> _TRECHO DO DOCUMENTO_

>>>>>

Durante uma coletiva de imprensa neste domingo, Trump afirmou que “Cuba parece estar prestes a cair” e que o país “não tem renda”, em alusão à dependência cubana do petróleo venezuelano.

“Eles recebiam toda a sua renda da Venezuela”, disse o presidente. Ele ainda destacou o apoio de parte da comunidade cubano-americana à sua política externa: “Muitos cubano-americanos ficarão muito felizes conosco”.

Na mesma linha, o secretário de Estado dos EUA, Marco Rubio, político de origem cubana, declarou que, se estivesse em Havana, estaria “pelo menos um pouco preocupado”.

Hostilidades

Os atritos entre Cuba e os Estados Unidos se intensificaram após uma operação militar que resultou na captura de Nicolás Maduro e na morte de 32 soldados cubanos. De acordo com o governo cubano, as mortes ocorreram por “forte resistência em combate direto” e pelos bombardeios durante a ação.

No entanto, analistas indicaram, em entrevista à agência EFE, que parte da segurança pessoal de Maduro era composta por militares cubanos. No entanto, essa informação ainda não confirmada por Havana ou Caracas. A proximidade estratégica entre os dois governos era sustentada por acordos energéticos e colaboração política.

<<<<<

> _ITENS FORNECIDOS_
>>>>>

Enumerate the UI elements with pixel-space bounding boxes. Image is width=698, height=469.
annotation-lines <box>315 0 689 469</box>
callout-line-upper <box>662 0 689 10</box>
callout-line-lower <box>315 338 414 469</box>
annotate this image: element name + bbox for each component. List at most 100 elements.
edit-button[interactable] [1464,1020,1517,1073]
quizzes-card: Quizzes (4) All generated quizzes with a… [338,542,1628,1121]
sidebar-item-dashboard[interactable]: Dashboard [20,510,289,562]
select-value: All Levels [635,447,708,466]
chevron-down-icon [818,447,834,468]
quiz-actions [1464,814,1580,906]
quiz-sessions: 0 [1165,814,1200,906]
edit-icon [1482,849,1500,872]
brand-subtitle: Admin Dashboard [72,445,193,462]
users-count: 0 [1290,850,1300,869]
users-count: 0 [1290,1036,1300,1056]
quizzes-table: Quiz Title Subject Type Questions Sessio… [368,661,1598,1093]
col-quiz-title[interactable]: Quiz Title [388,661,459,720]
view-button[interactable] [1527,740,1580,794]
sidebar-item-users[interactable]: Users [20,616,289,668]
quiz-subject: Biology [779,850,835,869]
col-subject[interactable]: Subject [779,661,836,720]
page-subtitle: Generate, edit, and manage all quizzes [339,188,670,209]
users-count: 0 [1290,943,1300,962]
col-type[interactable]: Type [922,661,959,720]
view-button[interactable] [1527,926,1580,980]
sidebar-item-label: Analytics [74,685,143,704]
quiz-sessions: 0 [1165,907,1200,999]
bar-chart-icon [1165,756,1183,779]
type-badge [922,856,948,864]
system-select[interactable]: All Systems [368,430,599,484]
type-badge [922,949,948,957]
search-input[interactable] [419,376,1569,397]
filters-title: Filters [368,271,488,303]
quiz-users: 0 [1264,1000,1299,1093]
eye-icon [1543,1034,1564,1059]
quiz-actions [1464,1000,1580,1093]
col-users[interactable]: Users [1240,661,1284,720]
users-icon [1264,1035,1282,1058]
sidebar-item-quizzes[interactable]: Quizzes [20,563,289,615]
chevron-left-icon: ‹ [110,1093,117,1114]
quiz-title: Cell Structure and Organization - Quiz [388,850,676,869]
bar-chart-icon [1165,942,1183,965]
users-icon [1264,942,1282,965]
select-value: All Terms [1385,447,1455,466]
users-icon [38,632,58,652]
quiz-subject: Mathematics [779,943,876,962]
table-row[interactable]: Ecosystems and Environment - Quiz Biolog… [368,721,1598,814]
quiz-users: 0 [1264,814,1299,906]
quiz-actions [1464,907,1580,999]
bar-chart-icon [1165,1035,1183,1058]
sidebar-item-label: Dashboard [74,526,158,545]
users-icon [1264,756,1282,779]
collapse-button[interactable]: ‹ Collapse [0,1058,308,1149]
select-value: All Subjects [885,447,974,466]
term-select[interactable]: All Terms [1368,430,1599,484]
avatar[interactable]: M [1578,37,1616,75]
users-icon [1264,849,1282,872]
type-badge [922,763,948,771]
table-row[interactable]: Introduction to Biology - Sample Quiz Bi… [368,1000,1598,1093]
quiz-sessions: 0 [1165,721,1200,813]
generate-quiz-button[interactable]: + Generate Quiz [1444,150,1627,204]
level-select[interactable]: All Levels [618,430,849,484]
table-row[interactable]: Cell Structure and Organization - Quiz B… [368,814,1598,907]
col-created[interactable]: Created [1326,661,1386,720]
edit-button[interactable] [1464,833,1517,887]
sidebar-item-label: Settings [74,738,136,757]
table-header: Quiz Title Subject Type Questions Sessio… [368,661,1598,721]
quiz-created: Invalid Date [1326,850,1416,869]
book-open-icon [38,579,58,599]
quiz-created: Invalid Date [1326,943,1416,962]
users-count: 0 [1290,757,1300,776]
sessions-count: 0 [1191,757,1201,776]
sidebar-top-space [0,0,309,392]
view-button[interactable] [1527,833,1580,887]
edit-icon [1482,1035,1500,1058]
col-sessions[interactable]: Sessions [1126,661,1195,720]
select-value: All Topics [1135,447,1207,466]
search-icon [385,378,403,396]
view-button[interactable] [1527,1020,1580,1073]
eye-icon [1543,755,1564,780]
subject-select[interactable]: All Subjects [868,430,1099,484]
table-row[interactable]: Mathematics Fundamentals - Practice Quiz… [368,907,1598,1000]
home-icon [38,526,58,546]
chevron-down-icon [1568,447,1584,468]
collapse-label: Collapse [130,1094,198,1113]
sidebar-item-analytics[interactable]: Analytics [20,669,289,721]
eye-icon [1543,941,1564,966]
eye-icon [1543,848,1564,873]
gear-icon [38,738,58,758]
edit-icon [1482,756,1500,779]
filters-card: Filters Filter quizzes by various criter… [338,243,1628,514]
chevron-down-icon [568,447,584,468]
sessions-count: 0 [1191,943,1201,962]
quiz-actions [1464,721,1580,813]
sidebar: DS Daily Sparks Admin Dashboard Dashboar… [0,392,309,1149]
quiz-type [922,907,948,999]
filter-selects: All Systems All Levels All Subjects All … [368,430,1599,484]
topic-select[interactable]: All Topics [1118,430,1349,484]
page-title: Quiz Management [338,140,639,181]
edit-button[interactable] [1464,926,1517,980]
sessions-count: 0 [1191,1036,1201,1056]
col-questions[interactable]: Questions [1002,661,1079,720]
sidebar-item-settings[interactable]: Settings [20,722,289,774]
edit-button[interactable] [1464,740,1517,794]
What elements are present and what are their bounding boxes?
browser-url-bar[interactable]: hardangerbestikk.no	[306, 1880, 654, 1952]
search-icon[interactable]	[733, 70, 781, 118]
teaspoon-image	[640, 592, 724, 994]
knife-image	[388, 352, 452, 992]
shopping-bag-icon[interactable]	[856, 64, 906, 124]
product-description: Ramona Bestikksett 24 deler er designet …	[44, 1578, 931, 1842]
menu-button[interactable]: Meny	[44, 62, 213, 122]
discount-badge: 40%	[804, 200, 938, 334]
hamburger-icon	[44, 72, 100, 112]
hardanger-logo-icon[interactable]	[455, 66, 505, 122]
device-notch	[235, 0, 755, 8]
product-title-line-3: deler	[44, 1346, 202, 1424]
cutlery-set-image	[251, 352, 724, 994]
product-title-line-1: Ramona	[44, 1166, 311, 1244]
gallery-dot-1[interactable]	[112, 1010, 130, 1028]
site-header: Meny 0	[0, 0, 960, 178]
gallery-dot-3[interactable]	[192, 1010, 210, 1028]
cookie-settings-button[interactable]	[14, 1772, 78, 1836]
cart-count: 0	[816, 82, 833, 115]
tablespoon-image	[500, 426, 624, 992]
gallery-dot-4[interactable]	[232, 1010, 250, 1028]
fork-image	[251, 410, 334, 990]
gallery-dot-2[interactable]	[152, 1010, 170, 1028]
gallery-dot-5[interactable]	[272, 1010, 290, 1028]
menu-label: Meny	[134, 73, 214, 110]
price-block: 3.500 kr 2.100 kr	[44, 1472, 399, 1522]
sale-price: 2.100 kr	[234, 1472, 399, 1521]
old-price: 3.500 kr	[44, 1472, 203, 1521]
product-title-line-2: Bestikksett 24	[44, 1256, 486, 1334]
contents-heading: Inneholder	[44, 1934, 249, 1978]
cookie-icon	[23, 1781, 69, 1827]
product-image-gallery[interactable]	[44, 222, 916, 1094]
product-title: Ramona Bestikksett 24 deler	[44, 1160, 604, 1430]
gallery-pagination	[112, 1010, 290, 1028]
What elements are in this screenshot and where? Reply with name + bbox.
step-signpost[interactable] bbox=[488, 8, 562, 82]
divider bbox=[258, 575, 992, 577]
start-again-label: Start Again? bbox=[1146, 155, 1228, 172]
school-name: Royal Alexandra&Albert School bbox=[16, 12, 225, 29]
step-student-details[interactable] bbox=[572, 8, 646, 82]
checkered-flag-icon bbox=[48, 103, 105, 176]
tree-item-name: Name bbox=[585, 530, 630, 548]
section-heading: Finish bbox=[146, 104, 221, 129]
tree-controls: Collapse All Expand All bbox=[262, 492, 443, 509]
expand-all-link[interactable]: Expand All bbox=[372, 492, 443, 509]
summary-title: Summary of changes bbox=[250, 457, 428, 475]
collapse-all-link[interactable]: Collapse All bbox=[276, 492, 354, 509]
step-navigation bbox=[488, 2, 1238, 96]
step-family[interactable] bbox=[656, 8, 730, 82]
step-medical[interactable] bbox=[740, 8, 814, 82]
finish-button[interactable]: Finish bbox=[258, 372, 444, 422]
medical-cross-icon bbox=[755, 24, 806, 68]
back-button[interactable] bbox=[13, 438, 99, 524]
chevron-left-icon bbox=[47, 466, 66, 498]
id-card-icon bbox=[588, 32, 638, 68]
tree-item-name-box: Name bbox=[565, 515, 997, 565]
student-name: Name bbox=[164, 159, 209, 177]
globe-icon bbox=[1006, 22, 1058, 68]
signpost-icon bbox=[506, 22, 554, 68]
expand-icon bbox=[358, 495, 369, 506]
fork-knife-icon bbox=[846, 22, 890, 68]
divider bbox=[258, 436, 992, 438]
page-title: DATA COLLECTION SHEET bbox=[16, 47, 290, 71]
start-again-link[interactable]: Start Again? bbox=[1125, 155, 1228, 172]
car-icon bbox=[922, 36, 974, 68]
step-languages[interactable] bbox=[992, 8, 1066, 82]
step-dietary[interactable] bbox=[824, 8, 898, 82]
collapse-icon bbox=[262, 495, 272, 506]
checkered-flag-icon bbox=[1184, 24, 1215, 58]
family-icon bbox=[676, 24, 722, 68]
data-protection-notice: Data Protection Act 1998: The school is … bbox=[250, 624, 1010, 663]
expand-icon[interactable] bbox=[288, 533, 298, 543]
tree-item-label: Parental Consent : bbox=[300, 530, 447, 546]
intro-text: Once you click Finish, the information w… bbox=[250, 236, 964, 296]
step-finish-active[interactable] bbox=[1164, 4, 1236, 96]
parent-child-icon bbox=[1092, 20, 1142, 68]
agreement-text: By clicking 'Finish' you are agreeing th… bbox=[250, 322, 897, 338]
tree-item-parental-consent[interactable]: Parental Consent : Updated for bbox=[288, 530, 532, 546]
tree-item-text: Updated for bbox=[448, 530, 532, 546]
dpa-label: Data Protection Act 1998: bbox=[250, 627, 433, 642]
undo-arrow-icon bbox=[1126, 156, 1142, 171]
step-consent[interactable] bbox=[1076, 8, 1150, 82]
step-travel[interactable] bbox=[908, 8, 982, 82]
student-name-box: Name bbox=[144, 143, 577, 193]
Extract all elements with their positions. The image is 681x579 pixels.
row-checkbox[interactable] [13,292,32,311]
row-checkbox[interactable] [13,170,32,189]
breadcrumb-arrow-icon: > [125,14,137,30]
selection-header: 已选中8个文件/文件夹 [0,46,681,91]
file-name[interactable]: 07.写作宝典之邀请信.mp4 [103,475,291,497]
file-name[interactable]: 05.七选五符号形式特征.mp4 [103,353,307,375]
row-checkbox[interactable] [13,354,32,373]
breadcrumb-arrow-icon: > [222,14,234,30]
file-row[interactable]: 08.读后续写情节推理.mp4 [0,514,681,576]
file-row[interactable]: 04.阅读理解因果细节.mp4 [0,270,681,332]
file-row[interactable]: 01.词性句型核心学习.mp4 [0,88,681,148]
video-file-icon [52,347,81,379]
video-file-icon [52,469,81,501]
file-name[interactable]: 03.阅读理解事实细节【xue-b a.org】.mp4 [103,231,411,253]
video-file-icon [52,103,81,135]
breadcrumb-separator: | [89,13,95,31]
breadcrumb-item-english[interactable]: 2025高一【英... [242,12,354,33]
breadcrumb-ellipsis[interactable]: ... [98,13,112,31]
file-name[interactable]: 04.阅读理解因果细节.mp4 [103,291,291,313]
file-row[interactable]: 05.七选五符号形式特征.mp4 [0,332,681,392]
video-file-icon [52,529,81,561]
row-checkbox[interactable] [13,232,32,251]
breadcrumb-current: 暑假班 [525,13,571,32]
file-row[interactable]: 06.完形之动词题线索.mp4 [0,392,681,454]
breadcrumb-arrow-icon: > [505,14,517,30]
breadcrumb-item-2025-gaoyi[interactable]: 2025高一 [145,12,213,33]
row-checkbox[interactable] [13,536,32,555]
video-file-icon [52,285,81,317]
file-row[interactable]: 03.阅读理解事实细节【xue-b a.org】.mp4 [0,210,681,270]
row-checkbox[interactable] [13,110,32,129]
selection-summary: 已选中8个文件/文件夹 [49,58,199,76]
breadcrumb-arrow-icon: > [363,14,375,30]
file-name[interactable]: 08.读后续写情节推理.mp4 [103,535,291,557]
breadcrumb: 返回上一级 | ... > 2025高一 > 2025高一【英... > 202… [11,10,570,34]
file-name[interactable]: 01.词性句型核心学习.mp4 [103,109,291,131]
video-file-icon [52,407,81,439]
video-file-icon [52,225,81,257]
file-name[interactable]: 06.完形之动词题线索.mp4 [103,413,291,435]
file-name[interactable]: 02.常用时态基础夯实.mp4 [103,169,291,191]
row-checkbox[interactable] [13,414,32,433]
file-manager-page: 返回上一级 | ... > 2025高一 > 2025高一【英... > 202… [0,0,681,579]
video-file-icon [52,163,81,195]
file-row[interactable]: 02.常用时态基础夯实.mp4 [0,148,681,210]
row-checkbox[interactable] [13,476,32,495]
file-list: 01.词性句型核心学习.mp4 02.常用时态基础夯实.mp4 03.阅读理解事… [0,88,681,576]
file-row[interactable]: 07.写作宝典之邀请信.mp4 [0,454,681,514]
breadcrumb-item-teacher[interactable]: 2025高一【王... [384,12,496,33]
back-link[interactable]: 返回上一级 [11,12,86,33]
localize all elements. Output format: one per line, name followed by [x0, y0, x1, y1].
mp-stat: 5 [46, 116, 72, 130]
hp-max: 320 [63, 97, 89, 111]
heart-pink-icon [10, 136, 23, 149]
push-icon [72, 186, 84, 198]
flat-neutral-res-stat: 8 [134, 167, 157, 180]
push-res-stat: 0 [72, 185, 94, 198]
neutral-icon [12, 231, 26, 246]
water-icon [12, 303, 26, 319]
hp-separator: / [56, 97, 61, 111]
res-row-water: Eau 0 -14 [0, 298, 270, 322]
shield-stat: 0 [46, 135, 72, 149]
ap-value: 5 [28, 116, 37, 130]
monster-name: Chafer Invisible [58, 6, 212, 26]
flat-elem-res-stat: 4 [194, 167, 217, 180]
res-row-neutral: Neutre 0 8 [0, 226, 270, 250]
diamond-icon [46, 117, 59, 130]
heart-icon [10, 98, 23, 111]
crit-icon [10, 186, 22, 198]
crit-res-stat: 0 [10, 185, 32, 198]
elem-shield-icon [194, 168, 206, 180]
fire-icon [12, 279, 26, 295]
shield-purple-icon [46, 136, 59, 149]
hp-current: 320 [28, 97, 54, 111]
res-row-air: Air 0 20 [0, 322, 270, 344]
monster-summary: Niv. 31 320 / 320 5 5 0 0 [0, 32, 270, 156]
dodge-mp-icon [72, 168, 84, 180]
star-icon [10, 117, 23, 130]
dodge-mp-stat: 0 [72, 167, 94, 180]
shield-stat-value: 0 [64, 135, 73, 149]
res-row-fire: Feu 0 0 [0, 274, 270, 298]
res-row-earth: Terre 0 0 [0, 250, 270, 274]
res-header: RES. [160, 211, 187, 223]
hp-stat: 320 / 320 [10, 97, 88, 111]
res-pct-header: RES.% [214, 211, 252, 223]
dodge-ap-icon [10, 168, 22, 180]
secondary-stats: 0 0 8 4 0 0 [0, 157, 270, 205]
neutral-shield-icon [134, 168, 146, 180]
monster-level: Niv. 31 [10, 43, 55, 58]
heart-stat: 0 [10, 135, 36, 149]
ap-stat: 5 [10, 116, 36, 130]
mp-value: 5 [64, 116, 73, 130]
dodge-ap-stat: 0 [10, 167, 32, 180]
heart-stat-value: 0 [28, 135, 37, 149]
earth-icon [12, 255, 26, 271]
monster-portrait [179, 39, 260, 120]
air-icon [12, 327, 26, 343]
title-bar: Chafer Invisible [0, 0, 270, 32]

<<<<<

> _TAREFA A REALIZAR_
Responda com base na notícia sobre Cuba e os Estados Unidos:
(a) Segundo Trump, de onde Cuba recebia toda a sua renda?
(b) Que cargo Marco Rubio ocupa?
(c) Quantos soldados cubanos morreram na operação que resultou na captura de Nicolás Maduro?

> _RESPOSTA FINAL_
(a) Da Venezuela.
(b) Secretário de Estado dos EUA.
(c) 32.